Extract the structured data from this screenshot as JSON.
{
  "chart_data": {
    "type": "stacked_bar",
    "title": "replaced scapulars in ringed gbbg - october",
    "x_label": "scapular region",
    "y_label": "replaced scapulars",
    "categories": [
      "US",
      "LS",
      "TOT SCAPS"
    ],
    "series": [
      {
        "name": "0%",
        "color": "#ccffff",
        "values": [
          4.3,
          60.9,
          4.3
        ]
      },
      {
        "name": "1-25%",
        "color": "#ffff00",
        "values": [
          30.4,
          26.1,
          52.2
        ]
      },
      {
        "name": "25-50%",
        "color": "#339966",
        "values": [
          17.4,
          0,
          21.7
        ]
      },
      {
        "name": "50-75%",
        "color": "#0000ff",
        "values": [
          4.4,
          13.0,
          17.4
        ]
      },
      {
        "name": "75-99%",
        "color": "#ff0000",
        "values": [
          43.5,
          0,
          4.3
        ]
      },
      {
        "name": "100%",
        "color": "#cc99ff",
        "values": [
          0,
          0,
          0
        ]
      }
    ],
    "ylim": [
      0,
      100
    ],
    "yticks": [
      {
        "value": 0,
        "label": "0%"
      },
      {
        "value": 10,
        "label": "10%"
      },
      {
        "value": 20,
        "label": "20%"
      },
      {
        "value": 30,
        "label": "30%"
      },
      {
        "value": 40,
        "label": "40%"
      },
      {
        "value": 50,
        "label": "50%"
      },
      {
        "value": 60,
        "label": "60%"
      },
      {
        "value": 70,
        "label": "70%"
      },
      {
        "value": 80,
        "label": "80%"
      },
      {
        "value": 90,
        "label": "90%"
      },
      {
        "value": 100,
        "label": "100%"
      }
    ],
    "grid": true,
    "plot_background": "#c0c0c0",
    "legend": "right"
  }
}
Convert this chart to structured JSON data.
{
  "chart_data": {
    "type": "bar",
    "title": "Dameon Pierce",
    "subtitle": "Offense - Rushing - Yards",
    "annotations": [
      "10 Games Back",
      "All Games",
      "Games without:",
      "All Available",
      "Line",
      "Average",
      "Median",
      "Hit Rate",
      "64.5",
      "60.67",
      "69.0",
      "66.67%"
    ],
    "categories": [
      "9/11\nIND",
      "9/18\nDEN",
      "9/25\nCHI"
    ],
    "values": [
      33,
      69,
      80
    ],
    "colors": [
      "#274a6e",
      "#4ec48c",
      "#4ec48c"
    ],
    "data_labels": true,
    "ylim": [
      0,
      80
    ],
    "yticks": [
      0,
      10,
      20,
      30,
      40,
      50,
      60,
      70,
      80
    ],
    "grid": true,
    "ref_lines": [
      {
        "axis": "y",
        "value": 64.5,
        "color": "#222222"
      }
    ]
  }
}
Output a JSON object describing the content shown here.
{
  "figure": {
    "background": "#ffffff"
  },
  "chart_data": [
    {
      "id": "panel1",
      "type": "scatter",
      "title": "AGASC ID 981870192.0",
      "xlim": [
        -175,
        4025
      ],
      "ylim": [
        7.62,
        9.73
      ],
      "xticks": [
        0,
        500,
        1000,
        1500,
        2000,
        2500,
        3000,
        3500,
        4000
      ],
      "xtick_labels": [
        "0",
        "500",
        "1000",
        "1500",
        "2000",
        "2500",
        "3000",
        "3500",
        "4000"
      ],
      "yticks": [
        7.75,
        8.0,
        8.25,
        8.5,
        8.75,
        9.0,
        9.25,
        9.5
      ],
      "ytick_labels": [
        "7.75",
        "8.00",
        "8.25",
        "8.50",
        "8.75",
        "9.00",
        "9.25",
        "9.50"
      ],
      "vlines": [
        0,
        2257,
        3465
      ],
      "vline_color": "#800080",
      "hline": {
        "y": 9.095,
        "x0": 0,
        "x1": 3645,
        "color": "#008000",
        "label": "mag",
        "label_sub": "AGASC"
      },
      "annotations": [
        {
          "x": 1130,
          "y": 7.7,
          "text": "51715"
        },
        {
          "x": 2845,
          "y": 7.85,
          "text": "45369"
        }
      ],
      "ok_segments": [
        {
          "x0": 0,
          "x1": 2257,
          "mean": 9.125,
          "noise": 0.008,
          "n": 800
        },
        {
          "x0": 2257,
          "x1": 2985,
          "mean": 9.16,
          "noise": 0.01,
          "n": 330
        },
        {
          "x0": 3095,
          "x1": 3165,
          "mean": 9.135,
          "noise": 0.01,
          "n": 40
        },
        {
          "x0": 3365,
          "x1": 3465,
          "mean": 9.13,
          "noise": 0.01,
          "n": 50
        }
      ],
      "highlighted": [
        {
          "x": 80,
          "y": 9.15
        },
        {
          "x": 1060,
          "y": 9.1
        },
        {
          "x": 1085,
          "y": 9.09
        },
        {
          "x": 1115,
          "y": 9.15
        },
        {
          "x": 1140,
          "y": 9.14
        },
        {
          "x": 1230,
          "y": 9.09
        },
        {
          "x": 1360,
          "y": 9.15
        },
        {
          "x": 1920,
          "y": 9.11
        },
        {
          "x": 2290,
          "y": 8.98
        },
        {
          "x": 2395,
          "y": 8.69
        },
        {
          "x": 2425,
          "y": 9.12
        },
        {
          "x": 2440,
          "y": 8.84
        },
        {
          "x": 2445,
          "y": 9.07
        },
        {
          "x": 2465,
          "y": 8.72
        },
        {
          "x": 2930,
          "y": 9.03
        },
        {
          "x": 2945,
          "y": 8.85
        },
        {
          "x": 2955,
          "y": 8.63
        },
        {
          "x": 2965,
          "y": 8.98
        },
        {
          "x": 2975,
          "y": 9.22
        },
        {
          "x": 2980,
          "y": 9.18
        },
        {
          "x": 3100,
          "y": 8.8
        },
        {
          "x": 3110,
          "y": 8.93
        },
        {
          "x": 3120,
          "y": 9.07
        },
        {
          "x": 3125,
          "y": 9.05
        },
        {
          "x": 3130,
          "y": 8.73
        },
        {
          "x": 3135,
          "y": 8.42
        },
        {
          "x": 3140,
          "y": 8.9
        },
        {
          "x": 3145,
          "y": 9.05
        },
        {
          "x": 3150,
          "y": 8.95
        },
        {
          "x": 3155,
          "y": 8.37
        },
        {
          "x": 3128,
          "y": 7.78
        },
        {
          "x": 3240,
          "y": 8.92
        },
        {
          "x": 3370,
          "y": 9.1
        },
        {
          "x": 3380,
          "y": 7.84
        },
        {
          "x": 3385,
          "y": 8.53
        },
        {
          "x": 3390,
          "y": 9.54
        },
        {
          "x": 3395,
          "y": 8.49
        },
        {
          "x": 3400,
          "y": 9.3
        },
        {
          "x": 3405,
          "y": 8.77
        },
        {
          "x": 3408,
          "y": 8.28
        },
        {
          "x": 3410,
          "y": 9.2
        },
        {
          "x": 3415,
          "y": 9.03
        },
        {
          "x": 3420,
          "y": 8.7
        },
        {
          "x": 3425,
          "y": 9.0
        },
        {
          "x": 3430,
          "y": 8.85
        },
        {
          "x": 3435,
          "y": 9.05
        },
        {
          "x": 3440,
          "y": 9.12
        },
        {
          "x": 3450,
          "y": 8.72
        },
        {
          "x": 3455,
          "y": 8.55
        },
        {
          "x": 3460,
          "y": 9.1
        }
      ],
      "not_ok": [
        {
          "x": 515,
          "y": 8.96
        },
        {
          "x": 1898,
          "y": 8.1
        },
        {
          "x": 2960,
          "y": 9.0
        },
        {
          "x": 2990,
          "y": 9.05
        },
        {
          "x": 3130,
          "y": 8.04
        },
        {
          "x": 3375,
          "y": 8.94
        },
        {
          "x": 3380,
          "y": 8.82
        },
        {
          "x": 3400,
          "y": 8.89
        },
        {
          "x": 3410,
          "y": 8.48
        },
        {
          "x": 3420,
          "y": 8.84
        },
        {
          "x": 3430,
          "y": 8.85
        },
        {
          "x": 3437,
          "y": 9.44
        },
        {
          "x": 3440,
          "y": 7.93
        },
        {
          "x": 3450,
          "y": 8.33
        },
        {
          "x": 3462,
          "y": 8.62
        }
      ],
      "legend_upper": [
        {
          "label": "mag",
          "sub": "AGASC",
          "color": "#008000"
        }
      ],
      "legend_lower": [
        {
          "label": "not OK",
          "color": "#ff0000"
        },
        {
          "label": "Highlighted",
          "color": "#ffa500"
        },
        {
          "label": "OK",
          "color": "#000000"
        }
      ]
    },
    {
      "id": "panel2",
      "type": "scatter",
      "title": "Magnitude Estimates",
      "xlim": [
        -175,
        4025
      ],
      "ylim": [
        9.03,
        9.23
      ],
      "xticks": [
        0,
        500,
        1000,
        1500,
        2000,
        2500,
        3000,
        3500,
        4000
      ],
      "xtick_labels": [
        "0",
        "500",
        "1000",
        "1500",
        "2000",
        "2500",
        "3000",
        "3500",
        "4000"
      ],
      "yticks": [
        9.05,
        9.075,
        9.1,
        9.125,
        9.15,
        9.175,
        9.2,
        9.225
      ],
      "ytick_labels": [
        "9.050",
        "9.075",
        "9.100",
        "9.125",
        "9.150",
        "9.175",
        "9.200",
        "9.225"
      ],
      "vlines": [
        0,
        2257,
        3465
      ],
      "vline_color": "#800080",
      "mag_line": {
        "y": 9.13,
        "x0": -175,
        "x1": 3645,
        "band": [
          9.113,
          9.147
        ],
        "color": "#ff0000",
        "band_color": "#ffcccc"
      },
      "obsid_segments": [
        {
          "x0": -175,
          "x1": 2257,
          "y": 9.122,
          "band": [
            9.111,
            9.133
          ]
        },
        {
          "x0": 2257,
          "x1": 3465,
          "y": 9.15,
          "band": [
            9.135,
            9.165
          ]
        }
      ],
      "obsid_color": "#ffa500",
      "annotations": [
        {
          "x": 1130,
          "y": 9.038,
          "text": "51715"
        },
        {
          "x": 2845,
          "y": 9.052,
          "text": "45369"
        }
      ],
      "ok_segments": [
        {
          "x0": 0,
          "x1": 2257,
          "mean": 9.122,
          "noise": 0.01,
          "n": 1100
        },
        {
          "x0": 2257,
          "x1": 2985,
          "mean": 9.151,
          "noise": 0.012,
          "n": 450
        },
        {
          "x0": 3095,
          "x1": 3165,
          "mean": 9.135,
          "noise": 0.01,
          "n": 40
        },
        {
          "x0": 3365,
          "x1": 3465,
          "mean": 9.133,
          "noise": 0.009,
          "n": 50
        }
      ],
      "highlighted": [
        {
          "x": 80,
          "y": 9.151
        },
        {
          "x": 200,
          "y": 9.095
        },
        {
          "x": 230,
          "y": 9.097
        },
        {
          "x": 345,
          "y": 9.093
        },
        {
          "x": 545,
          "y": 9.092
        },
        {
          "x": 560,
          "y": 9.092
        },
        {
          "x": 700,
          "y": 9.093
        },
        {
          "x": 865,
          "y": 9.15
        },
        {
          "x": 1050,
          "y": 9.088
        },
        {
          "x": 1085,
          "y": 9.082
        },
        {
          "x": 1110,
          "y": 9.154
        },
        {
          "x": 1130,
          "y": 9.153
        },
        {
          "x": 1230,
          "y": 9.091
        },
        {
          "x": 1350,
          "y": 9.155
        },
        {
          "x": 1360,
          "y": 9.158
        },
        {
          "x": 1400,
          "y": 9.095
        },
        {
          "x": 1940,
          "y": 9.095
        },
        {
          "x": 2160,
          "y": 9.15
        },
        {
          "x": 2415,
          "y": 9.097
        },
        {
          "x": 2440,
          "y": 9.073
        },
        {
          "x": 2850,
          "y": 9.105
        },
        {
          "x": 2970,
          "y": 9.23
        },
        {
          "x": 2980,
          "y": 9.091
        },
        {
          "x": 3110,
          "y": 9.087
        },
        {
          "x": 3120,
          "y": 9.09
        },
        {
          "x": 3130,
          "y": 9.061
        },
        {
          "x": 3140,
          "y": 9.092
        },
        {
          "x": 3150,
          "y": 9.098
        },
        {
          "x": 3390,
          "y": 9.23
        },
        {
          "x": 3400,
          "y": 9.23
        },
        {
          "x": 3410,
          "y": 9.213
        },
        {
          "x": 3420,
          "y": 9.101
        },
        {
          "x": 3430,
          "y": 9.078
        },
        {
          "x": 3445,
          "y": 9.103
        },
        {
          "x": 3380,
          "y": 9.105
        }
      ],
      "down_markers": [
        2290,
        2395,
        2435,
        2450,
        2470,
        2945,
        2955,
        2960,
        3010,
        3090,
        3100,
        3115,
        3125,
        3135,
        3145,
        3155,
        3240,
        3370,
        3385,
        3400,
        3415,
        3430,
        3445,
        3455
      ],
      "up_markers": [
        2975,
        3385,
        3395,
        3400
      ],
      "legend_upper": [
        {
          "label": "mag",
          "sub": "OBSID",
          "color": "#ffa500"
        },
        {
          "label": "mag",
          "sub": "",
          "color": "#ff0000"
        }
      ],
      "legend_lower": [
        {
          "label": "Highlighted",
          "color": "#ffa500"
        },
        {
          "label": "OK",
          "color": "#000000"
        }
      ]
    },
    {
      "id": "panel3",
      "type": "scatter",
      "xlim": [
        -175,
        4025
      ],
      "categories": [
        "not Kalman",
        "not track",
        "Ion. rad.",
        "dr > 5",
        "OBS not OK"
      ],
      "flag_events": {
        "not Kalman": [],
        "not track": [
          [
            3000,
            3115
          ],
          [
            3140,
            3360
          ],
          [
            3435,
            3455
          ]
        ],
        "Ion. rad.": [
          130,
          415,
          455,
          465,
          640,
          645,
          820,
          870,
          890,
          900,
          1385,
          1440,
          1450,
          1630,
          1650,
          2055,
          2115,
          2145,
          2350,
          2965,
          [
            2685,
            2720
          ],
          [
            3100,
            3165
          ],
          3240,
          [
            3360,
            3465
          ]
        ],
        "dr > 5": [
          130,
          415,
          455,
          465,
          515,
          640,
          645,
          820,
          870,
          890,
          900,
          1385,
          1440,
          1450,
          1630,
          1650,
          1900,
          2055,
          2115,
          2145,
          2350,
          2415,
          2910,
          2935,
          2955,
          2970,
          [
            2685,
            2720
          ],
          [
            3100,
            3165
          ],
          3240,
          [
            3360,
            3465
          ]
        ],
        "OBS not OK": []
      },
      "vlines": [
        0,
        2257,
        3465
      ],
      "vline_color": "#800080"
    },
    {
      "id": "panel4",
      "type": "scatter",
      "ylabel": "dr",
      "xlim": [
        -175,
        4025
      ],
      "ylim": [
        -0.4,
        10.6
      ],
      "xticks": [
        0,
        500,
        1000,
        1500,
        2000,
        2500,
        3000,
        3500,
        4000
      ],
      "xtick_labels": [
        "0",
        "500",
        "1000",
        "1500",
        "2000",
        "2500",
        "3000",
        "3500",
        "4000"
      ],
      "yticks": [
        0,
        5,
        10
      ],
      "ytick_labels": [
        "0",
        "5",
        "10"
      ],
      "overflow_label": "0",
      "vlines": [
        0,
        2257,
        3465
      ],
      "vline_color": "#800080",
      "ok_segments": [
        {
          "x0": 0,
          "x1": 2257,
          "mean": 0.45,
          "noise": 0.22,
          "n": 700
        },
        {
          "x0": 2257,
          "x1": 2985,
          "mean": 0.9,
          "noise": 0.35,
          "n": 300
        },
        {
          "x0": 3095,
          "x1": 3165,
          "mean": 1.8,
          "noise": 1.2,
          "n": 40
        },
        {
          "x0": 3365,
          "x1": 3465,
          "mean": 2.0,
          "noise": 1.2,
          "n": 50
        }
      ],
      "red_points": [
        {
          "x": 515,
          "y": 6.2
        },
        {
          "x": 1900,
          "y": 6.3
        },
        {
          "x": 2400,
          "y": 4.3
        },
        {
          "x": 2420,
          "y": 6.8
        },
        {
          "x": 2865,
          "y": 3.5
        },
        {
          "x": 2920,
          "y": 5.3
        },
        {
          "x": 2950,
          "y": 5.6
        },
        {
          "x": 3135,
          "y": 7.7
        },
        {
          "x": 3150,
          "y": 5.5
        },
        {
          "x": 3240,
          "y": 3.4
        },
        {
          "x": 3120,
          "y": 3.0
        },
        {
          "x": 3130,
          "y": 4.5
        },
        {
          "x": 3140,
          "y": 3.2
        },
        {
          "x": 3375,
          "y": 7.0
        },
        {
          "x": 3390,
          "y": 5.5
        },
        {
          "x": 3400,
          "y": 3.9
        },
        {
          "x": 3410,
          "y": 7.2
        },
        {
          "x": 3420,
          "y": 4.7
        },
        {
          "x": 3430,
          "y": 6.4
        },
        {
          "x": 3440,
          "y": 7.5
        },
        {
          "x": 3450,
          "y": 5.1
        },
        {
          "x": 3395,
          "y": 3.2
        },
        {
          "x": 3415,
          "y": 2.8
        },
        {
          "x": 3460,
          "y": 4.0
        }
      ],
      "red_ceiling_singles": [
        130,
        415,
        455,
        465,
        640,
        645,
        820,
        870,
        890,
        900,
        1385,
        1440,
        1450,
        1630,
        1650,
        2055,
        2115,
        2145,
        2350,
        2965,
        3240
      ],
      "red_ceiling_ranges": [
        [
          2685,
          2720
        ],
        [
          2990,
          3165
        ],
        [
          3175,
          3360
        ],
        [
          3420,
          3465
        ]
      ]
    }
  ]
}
# # # # #
Job: Only a number is expected here: the count of lines in the listing that hold the string "AGASC".

Task response: 3